Items listed in a dataset
───
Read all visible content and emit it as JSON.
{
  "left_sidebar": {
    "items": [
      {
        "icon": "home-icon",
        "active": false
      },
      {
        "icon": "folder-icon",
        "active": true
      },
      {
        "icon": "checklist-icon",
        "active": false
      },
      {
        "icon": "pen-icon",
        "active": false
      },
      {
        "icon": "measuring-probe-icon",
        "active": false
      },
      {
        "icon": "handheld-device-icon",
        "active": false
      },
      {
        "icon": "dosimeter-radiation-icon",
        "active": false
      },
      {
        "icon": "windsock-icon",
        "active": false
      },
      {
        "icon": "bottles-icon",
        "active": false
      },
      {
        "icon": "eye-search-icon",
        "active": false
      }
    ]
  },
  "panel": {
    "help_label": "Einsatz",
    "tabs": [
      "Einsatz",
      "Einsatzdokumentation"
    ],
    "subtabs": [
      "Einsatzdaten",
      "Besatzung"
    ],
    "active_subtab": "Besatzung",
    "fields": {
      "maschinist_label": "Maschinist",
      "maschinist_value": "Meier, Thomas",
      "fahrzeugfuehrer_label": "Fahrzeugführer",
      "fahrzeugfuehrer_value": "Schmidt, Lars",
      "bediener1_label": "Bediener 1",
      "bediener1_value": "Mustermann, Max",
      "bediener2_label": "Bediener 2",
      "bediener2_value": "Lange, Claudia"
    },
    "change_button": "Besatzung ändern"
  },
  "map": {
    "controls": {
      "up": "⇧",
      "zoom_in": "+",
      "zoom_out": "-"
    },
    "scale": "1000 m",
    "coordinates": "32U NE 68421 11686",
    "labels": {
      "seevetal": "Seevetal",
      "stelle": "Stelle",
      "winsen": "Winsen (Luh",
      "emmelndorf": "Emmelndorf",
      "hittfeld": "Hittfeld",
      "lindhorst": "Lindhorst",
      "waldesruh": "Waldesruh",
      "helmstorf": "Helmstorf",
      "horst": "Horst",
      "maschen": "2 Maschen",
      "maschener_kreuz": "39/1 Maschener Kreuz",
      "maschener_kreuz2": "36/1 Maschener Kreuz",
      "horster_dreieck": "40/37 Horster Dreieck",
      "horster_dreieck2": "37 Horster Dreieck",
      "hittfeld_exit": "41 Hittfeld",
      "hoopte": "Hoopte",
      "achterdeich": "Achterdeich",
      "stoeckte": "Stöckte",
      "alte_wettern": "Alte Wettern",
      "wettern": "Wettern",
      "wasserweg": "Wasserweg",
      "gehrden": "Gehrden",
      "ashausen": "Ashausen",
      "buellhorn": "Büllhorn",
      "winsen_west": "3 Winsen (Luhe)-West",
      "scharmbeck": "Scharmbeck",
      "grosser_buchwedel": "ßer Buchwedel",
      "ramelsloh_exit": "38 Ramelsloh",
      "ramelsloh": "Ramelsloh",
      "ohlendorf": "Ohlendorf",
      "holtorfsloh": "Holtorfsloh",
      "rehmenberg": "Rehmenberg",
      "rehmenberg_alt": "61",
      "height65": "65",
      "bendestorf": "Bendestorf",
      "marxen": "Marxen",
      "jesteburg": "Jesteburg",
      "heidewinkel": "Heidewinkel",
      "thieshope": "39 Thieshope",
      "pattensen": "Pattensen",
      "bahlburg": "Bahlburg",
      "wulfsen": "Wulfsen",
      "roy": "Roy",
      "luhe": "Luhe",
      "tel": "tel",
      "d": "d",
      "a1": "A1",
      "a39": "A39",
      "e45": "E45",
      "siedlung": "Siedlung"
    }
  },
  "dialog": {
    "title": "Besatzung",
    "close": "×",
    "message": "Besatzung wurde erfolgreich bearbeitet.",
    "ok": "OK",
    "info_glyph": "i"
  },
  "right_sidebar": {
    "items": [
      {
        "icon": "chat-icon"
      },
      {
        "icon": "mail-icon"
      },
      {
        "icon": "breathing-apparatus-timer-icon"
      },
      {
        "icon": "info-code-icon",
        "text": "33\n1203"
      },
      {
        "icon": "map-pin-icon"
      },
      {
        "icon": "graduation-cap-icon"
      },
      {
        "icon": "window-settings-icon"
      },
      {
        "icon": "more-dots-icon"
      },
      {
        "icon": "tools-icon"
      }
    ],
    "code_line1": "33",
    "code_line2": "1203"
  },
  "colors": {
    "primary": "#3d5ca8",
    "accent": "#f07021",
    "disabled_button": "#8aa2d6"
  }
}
───
Only a number is expected here: the count of lines in the listing that hold the string "Maschener".

2